Goal: Extract the text of every entry below exactly; leave images out.
+ + +
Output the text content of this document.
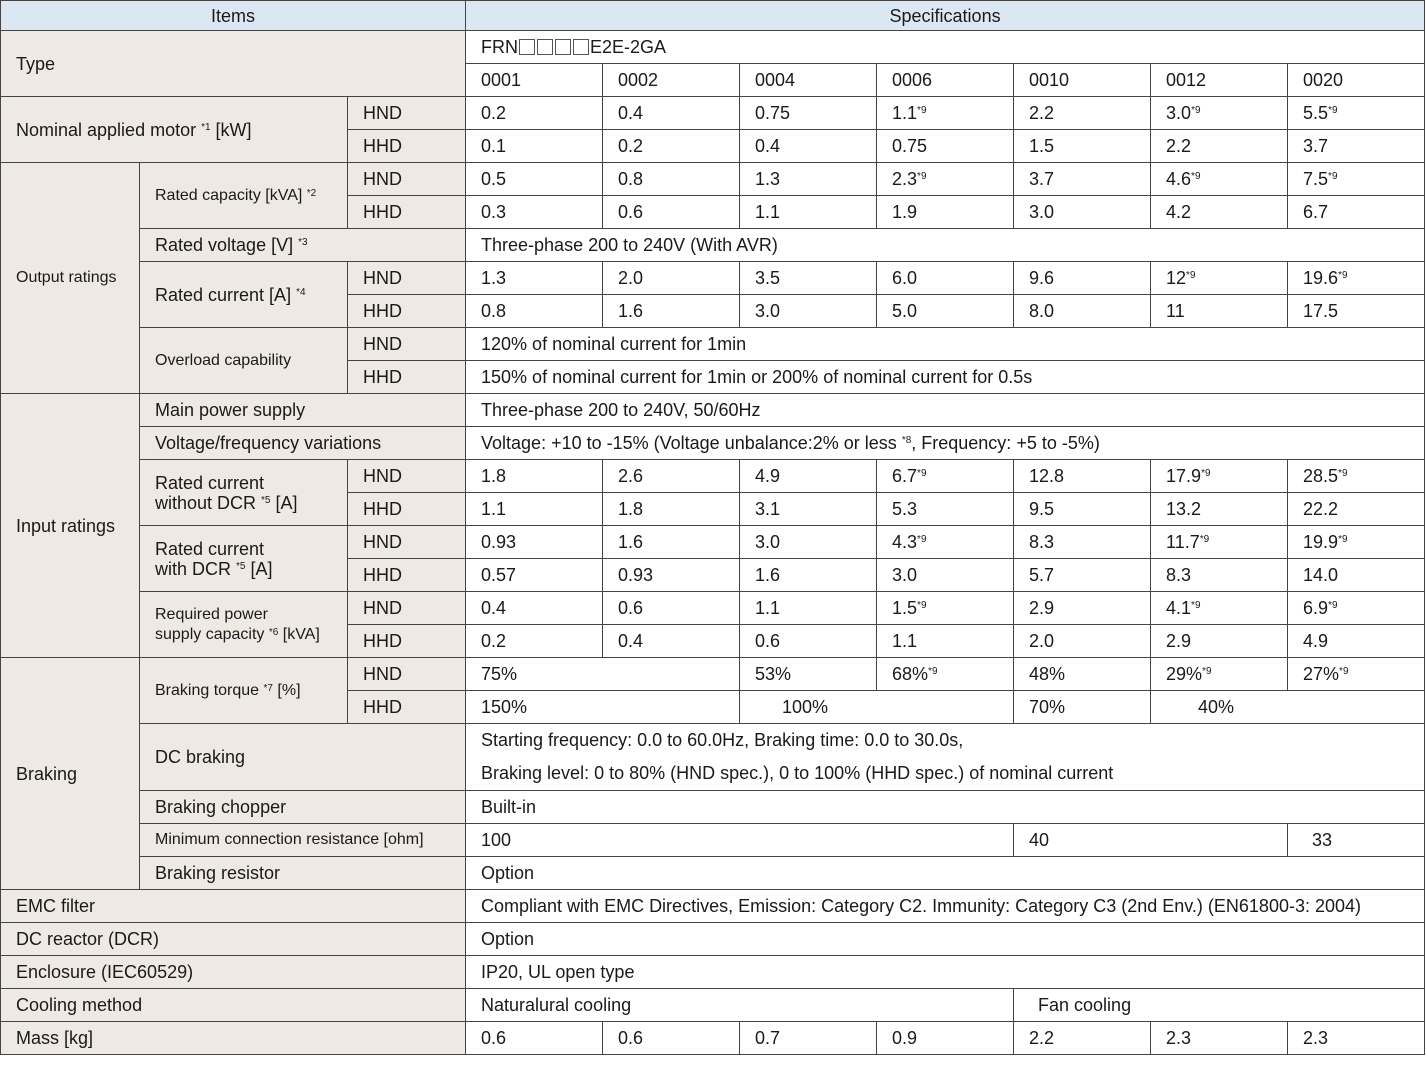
Items			Specifications						
Type			FRN E2E-2GA						
			0001	0002	0004	0006	0010	0012	0020
Nominal applied motor $^{*1}$ [kW]		HND	0.2	0.4	0.75	1.1$^{*9}$	2.2	3.0$^{*9}$	5.5$^{*9}$
		HHD	0.1	0.2	0.4	0.75	1.5	2.2	3.7
Output ratings	Rated capacity [kVA] $^{*2}$	HND	0.5	0.8	1.3	2.3$^{*9}$	3.7	4.6$^{*9}$	7.5$^{*9}$
		HHD	0.3	0.6	1.1	1.9	3.0	4.2	6.7
	Rated voltage [V] $^{*3}$		Three-phase 200 to 240V (With AVR)						
	Rated current [A] $^{*4}$	HND	1.3	2.0	3.5	6.0	9.6	12$^{*9}$	19.6$^{*9}$
		HHD	0.8	1.6	3.0	5.0	8.0	11	17.5
	Overload capability	HND	120% of nominal current for 1min						
		HHD	150% of nominal current for 1min or 200% of nominal current for 0.5s						
Input ratings	Main power supply		Three-phase 200 to 240V, 50/60Hz						
	Voltage/frequency variations		Voltage: +10 to -15% (Voltage unbalance:2% or less $^{*8}$, Frequency: +5 to -5%)						
	Rated current
without DCR $^{*5}$ [A]	HND	1.8	2.6	4.9	6.7$^{*9}$	12.8	17.9$^{*9}$	28.5$^{*9}$
		HHD	1.1	1.8	3.1	5.3	9.5	13.2	22.2
	Rated current
with DCR $^{*5}$ [A]	HND	0.93	1.6	3.0	4.3$^{*9}$	8.3	11.7$^{*9}$	19.9$^{*9}$
		HHD	0.57	0.93	1.6	3.0	5.7	8.3	14.0
	Required power
supply capacity $^{*6}$ [kVA]	HND	0.4	0.6	1.1	1.5$^{*9}$	2.9	4.1$^{*9}$	6.9$^{*9}$
		HHD	0.2	0.4	0.6	1.1	2.0	2.9	4.9
Braking	Braking torque $^{*7}$ [%]	HND	75%		53%	68%$^{*9}$	48%	29%$^{*9}$	27%$^{*9}$
		HHD	150%		100%		70%	40%	
	DC braking		Starting frequency: 0.0 to 60.0Hz, Braking time: 0.0 to 30.0s,						
			Braking level: 0 to 80% (HND spec.), 0 to 100% (HHD spec.) of nominal current						
	Braking chopper		Built-in						
	Minimum connection resistance [ohm]		100				40		33
	Braking resistor		Option						
EMC filter			Compliant with EMC Directives, Emission: Category C2. Immunity: Category C3 (2nd Env.) (EN61800-3: 2004)						
DC reactor (DCR)			Option						
Enclosure (IEC60529)			IP20, UL open type						
Cooling method			Naturalural cooling				Fan cooling		
Mass [kg]			0.6	0.6	0.7	0.9	2.2	2.3	2.3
+ + +
Solution for this task:
Output the text content of this document.
Items			Specifications						
Type			FRN E2E-2GA						
			0001	0002	0004	0006	0010	0012	0020
Nominal applied motor $^{*1}$ [kW]		HND	0.2	0.4	0.75	1.1$^{*9}$	2.2	3.0$^{*9}$	5.5$^{*9}$
		HHD	0.1	0.2	0.4	0.75	1.5	2.2	3.7
Output ratings	Rated capacity [kVA] $^{*2}$	HND	0.5	0.8	1.3	2.3$^{*9}$	3.7	4.6$^{*9}$	7.5$^{*9}$
		HHD	0.3	0.6	1.1	1.9	3.0	4.2	6.7
	Rated voltage [V] $^{*3}$		Three-phase 200 to 240V (With AVR)						
	Rated current [A] $^{*4}$	HND	1.3	2.0	3.5	6.0	9.6	12$^{*9}$	19.6$^{*9}$
		HHD	0.8	1.6	3.0	5.0	8.0	11	17.5
	Overload capability	HND	120% of nominal current for 1min						
		HHD	150% of nominal current for 1min or 200% of nominal current for 0.5s						
Input ratings	Main power supply		Three-phase 200 to 240V, 50/60Hz						
	Voltage/frequency variations		Voltage: +10 to -15% (Voltage unbalance:2% or less $^{*8}$, Frequency: +5 to -5%)						
	Rated current
without DCR $^{*5}$ [A]	HND	1.8	2.6	4.9	6.7$^{*9}$	12.8	17.9$^{*9}$	28.5$^{*9}$
		HHD	1.1	1.8	3.1	5.3	9.5	13.2	22.2
	Rated current
with DCR $^{*5}$ [A]	HND	0.93	1.6	3.0	4.3$^{*9}$	8.3	11.7$^{*9}$	19.9$^{*9}$
		HHD	0.57	0.93	1.6	3.0	5.7	8.3	14.0
	Required power
supply capacity $^{*6}$ [kVA]	HND	0.4	0.6	1.1	1.5$^{*9}$	2.9	4.1$^{*9}$	6.9$^{*9}$
		HHD	0.2	0.4	0.6	1.1	2.0	2.9	4.9
Braking	Braking torque $^{*7}$ [%]	HND	75%		53%	68%$^{*9}$	48%	29%$^{*9}$	27%$^{*9}$
		HHD	150%		100%		70%	40%	
	DC braking		Starting frequency: 0.0 to 60.0Hz, Braking time: 0.0 to 30.0s,						
			Braking level: 0 to 80% (HND spec.), 0 to 100% (HHD spec.) of nominal current						
	Braking chopper		Built-in						
	Minimum connection resistance [ohm]		100				40		33
	Braking resistor		Option						
EMC filter			Compliant with EMC Directives, Emission: Category C2. Immunity: Category C3 (2nd Env.) (EN61800-3: 2004)						
DC reactor (DCR)			Option						
Enclosure (IEC60529)			IP20, UL open type						
Cooling method			Naturalural cooling				Fan cooling		
Mass [kg]			0.6	0.6	0.7	0.9	2.2	2.3	2.3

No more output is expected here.